— What you should do —
Below are some entries; can you quote all of them exactly?

— Records provided —
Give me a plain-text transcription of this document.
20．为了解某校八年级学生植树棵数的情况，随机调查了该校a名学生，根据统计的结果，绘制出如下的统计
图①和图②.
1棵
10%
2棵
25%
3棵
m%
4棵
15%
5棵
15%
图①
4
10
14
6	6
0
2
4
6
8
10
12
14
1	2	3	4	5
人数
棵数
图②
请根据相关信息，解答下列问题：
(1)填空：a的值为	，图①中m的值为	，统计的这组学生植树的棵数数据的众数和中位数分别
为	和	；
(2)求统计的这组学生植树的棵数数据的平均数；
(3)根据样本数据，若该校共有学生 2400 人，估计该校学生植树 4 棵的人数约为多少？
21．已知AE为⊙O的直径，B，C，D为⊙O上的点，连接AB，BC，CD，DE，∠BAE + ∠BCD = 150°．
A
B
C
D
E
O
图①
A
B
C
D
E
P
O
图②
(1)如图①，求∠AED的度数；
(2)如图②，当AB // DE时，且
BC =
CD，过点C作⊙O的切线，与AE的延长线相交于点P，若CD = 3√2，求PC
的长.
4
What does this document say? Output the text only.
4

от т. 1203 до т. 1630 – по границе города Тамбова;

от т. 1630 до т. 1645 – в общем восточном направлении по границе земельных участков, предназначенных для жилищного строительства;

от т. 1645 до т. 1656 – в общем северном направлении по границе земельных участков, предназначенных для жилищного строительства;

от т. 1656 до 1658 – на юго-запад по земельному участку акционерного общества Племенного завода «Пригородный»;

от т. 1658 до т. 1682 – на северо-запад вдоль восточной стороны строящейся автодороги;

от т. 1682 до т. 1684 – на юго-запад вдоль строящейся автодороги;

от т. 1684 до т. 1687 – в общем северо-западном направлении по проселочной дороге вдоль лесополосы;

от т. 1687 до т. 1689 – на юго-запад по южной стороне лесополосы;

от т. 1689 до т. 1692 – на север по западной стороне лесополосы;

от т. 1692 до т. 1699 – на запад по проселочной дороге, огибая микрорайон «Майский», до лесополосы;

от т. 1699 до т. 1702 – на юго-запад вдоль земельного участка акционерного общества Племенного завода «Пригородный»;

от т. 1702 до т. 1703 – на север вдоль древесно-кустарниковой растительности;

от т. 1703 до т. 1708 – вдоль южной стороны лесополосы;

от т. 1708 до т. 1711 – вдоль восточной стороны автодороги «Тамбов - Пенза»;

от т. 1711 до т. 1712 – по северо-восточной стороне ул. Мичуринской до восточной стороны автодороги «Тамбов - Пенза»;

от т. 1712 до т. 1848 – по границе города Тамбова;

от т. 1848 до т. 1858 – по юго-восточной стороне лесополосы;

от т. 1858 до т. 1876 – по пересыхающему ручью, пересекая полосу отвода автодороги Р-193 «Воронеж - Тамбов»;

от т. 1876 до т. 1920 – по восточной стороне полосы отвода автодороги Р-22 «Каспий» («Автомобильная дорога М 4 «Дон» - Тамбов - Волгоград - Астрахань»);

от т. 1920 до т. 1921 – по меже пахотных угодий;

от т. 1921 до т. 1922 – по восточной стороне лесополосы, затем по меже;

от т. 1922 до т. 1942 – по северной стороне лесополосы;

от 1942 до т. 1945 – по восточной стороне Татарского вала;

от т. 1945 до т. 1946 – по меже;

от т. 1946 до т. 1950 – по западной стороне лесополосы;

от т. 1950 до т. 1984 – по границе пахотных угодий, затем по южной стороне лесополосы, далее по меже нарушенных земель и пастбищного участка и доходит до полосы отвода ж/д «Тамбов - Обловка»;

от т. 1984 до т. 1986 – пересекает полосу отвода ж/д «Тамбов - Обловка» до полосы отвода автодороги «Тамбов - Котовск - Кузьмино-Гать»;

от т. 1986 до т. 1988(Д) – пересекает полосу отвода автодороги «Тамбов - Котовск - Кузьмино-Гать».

— Response to this task —
Give me a plain-text transcription of this document.
20．为了解某校八年级学生植树棵数的情况，随机调查了该校a名学生，根据统计的结果，绘制出如下的统计
图①和图②.
1棵
10%
2棵
25%
3棵
m%
4棵
15%
5棵
15%
图①
4
10
14
6	6
0
2
4
6
8
10
12
14
1	2	3	4	5
人数
棵数
图②
请根据相关信息，解答下列问题：
(1)填空：a的值为	，图①中m的值为	，统计的这组学生植树的棵数数据的众数和中位数分别
为	和	；
(2)求统计的这组学生植树的棵数数据的平均数；
(3)根据样本数据，若该校共有学生 2400 人，估计该校学生植树 4 棵的人数约为多少？
21．已知AE为⊙O的直径，B，C，D为⊙O上的点，连接AB，BC，CD，DE，∠BAE + ∠BCD = 150°．
A
B
C
D
E
O
图①
A
B
C
D
E
P
O
图②
(1)如图①，求∠AED的度数；
(2)如图②，当AB // DE时，且
BC =
CD，过点C作⊙O的切线，与AE的延长线相交于点P，若CD = 3√2，求PC
的长.
4
What does this document say? Output the text only.
4

от т. 1203 до т. 1630 – по границе города Тамбова;

от т. 1630 до т. 1645 – в общем восточном направлении по границе земельных участков, предназначенных для жилищного строительства;

от т. 1645 до т. 1656 – в общем северном направлении по границе земельных участков, предназначенных для жилищного строительства;

от т. 1656 до 1658 – на юго-запад по земельному участку акционерного общества Племенного завода «Пригородный»;

от т. 1658 до т. 1682 – на северо-запад вдоль восточной стороны строящейся автодороги;

от т. 1682 до т. 1684 – на юго-запад вдоль строящейся автодороги;

от т. 1684 до т. 1687 – в общем северо-западном направлении по проселочной дороге вдоль лесополосы;

от т. 1687 до т. 1689 – на юго-запад по южной стороне лесополосы;

от т. 1689 до т. 1692 – на север по западной стороне лесополосы;

от т. 1692 до т. 1699 – на запад по проселочной дороге, огибая микрорайон «Майский», до лесополосы;

от т. 1699 до т. 1702 – на юго-запад вдоль земельного участка акционерного общества Племенного завода «Пригородный»;

от т. 1702 до т. 1703 – на север вдоль древесно-кустарниковой растительности;

от т. 1703 до т. 1708 – вдоль южной стороны лесополосы;

от т. 1708 до т. 1711 – вдоль восточной стороны автодороги «Тамбов - Пенза»;

от т. 1711 до т. 1712 – по северо-восточной стороне ул. Мичуринской до восточной стороны автодороги «Тамбов - Пенза»;

от т. 1712 до т. 1848 – по границе города Тамбова;

от т. 1848 до т. 1858 – по юго-восточной стороне лесополосы;

от т. 1858 до т. 1876 – по пересыхающему ручью, пересекая полосу отвода автодороги Р-193 «Воронеж - Тамбов»;

от т. 1876 до т. 1920 – по восточной стороне полосы отвода автодороги Р-22 «Каспий» («Автомобильная дорога М 4 «Дон» - Тамбов - Волгоград - Астрахань»);

от т. 1920 до т. 1921 – по меже пахотных угодий;

от т. 1921 до т. 1922 – по восточной стороне лесополосы, затем по меже;

от т. 1922 до т. 1942 – по северной стороне лесополосы;

от 1942 до т. 1945 – по восточной стороне Татарского вала;

от т. 1945 до т. 1946 – по меже;

от т. 1946 до т. 1950 – по западной стороне лесополосы;

от т. 1950 до т. 1984 – по границе пахотных угодий, затем по южной стороне лесополосы, далее по меже нарушенных земель и пастбищного участка и доходит до полосы отвода ж/д «Тамбов - Обловка»;

от т. 1984 до т. 1986 – пересекает полосу отвода ж/д «Тамбов - Обловка» до полосы отвода автодороги «Тамбов - Котовск - Кузьмино-Гать»;

от т. 1986 до т. 1988(Д) – пересекает полосу отвода автодороги «Тамбов - Котовск - Кузьмино-Гать».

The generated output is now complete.